▶ Problem to solve
In the entries below, find every line holding the string "中信银行短期理财产品" and collect it.

— Start of Records shown —

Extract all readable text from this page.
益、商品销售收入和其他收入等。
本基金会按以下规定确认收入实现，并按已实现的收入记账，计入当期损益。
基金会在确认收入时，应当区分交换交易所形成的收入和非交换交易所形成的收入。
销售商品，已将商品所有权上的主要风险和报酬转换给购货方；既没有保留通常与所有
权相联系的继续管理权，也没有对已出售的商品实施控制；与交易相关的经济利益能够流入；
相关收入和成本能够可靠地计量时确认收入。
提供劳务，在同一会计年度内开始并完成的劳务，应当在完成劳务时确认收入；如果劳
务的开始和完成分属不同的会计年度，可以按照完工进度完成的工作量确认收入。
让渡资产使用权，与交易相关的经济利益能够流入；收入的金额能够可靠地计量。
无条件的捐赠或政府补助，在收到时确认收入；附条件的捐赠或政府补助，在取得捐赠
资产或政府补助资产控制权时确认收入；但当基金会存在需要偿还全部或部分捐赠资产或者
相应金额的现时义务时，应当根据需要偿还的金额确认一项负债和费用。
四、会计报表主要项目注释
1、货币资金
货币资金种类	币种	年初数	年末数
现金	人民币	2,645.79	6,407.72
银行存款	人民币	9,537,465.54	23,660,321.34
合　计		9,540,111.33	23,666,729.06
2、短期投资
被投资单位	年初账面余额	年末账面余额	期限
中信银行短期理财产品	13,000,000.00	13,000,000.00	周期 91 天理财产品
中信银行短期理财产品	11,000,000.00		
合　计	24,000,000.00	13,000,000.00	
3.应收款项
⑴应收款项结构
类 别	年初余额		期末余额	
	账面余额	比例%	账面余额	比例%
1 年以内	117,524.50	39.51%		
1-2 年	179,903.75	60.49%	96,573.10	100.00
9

— End of Records shown —

▶ Result of the exercise
中信银行短期理财产品	13,000,000.00	13,000,000.00	周期 91 天理财产品
中信银行短期理财产品	11,000,000.00		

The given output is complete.